**Exercise brief**: Reproduce each record below exactly as written.

Dataset records:

— Start —

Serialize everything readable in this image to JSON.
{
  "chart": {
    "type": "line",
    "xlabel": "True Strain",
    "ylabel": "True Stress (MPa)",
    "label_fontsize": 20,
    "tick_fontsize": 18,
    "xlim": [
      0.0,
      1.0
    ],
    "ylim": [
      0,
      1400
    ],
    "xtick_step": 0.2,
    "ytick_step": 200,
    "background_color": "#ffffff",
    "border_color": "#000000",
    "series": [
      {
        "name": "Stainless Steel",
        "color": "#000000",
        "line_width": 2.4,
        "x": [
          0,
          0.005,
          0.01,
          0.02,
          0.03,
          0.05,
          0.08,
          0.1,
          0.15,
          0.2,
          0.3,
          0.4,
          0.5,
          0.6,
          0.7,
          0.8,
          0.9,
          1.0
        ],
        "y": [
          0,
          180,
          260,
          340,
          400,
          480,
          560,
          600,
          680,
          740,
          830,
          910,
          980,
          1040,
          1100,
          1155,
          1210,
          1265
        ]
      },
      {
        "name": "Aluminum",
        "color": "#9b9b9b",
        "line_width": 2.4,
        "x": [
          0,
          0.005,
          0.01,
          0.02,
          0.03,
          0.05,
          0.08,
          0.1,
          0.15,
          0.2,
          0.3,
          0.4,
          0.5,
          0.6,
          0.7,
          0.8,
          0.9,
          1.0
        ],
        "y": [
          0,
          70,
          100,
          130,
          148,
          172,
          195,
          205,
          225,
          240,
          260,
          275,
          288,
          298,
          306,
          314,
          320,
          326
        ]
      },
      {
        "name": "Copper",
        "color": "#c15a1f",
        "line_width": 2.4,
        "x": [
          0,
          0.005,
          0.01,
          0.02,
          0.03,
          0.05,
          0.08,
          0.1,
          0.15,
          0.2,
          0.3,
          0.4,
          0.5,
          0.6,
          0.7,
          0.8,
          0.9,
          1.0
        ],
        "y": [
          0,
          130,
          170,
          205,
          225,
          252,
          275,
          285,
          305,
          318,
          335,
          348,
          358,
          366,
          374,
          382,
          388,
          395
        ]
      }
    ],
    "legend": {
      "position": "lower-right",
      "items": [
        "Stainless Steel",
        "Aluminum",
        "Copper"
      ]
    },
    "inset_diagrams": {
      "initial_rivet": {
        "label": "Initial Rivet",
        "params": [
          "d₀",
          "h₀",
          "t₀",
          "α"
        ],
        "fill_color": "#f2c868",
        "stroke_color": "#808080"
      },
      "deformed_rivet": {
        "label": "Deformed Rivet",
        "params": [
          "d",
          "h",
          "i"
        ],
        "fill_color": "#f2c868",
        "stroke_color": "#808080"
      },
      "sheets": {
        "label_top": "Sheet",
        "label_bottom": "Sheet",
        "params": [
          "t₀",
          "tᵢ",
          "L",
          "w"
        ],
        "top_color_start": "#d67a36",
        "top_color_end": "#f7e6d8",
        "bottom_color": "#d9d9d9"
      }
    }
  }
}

— End —

**Problem solution**:
Serialize everything readable in this image to JSON.
{
  "chart": {
    "type": "line",
    "xlabel": "True Strain",
    "ylabel": "True Stress (MPa)",
    "label_fontsize": 20,
    "tick_fontsize": 18,
    "xlim": [
      0.0,
      1.0
    ],
    "ylim": [
      0,
      1400
    ],
    "xtick_step": 0.2,
    "ytick_step": 200,
    "background_color": "#ffffff",
    "border_color": "#000000",
    "series": [
      {
        "name": "Stainless Steel",
        "color": "#000000",
        "line_width": 2.4,
        "x": [
          0,
          0.005,
          0.01,
          0.02,
          0.03,
          0.05,
          0.08,
          0.1,
          0.15,
          0.2,
          0.3,
          0.4,
          0.5,
          0.6,
          0.7,
          0.8,
          0.9,
          1.0
        ],
        "y": [
          0,
          180,
          260,
          340,
          400,
          480,
          560,
          600,
          680,
          740,
          830,
          910,
          980,
          1040,
          1100,
          1155,
          1210,
          1265
        ]
      },
      {
        "name": "Aluminum",
        "color": "#9b9b9b",
        "line_width": 2.4,
        "x": [
          0,
          0.005,
          0.01,
          0.02,
          0.03,
          0.05,
          0.08,
          0.1,
          0.15,
          0.2,
          0.3,
          0.4,
          0.5,
          0.6,
          0.7,
          0.8,
          0.9,
          1.0
        ],
        "y": [
          0,
          70,
          100,
          130,
          148,
          172,
          195,
          205,
          225,
          240,
          260,
          275,
          288,
          298,
          306,
          314,
          320,
          326
        ]
      },
      {
        "name": "Copper",
        "color": "#c15a1f",
        "line_width": 2.4,
        "x": [
          0,
          0.005,
          0.01,
          0.02,
          0.03,
          0.05,
          0.08,
          0.1,
          0.15,
          0.2,
          0.3,
          0.4,
          0.5,
          0.6,
          0.7,
          0.8,
          0.9,
          1.0
        ],
        "y": [
          0,
          130,
          170,
          205,
          225,
          252,
          275,
          285,
          305,
          318,
          335,
          348,
          358,
          366,
          374,
          382,
          388,
          395
        ]
      }
    ],
    "legend": {
      "position": "lower-right",
      "items": [
        "Stainless Steel",
        "Aluminum",
        "Copper"
      ]
    },
    "inset_diagrams": {
      "initial_rivet": {
        "label": "Initial Rivet",
        "params": [
          "d₀",
          "h₀",
          "t₀",
          "α"
        ],
        "fill_color": "#f2c868",
        "stroke_color": "#808080"
      },
      "deformed_rivet": {
        "label": "Deformed Rivet",
        "params": [
          "d",
          "h",
          "i"
        ],
        "fill_color": "#f2c868",
        "stroke_color": "#808080"
      },
      "sheets": {
        "label_top": "Sheet",
        "label_bottom": "Sheet",
        "params": [
          "t₀",
          "tᵢ",
          "L",
          "w"
        ],
        "top_color_start": "#d67a36",
        "top_color_end": "#f7e6d8",
        "bottom_color": "#d9d9d9"
      }
    }
  }
}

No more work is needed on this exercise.